__REQUIRED TASK__
Gather up all lines that carry the word "modified".
-- Begin RECORDS FOR PROCESSING --
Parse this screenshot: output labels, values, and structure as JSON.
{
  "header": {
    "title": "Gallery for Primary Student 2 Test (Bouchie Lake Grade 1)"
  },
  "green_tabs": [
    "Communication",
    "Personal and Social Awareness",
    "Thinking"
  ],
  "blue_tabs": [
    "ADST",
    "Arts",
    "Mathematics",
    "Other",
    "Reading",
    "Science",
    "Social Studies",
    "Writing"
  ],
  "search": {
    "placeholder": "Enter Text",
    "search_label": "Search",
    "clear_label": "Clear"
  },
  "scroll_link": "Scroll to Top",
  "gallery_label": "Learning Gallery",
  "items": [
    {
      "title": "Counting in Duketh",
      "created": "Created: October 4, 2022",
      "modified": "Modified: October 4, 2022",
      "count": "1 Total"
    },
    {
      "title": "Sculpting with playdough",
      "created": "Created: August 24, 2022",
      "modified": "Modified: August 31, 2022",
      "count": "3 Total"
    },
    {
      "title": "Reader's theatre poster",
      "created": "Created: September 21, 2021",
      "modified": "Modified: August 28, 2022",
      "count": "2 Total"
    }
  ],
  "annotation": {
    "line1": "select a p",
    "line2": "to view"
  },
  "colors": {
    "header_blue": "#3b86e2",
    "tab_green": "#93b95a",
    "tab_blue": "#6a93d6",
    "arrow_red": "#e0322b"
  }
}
-- End RECORDS FOR PROCESSING --
__THE OUTPUT__
      "modified": "Modified: October 4, 2022",
      "modified": "Modified: August 31, 2022",
      "modified": "Modified: August 28, 2022",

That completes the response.